» **Job**:
Extract each record and reproduce it exactly.

:: Given data

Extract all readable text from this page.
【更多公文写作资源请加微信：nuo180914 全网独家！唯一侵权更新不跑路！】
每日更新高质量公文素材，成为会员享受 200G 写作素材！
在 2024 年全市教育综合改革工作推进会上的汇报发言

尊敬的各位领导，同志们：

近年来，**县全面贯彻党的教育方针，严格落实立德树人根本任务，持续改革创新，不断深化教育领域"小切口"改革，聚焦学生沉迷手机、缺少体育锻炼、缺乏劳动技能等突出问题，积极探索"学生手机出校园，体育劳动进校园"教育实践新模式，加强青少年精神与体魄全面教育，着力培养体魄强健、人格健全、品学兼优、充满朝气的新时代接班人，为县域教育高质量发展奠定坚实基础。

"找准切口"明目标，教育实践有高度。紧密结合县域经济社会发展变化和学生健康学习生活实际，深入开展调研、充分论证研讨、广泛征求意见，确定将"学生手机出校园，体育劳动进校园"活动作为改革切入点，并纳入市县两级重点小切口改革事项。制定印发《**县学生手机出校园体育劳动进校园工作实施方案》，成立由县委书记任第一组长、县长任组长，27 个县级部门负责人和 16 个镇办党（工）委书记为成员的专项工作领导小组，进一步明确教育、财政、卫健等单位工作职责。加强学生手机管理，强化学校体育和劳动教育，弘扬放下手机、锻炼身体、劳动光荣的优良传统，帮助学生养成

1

::::

» **Output below**:
Extract all readable text from this page.
【更多公文写作资源请加微信：nuo180914 全网独家！唯一侵权更新不跑路！】
每日更新高质量公文素材，成为会员享受 200G 写作素材！
在 2024 年全市教育综合改革工作推进会上的汇报发言

尊敬的各位领导，同志们：

近年来，**县全面贯彻党的教育方针，严格落实立德树人根本任务，持续改革创新，不断深化教育领域"小切口"改革，聚焦学生沉迷手机、缺少体育锻炼、缺乏劳动技能等突出问题，积极探索"学生手机出校园，体育劳动进校园"教育实践新模式，加强青少年精神与体魄全面教育，着力培养体魄强健、人格健全、品学兼优、充满朝气的新时代接班人，为县域教育高质量发展奠定坚实基础。

"找准切口"明目标，教育实践有高度。紧密结合县域经济社会发展变化和学生健康学习生活实际，深入开展调研、充分论证研讨、广泛征求意见，确定将"学生手机出校园，体育劳动进校园"活动作为改革切入点，并纳入市县两级重点小切口改革事项。制定印发《**县学生手机出校园体育劳动进校园工作实施方案》，成立由县委书记任第一组长、县长任组长，27 个县级部门负责人和 16 个镇办党（工）委书记为成员的专项工作领导小组，进一步明确教育、财政、卫健等单位工作职责。加强学生手机管理，强化学校体育和劳动教育，弘扬放下手机、锻炼身体、劳动光荣的优良传统，帮助学生养成

1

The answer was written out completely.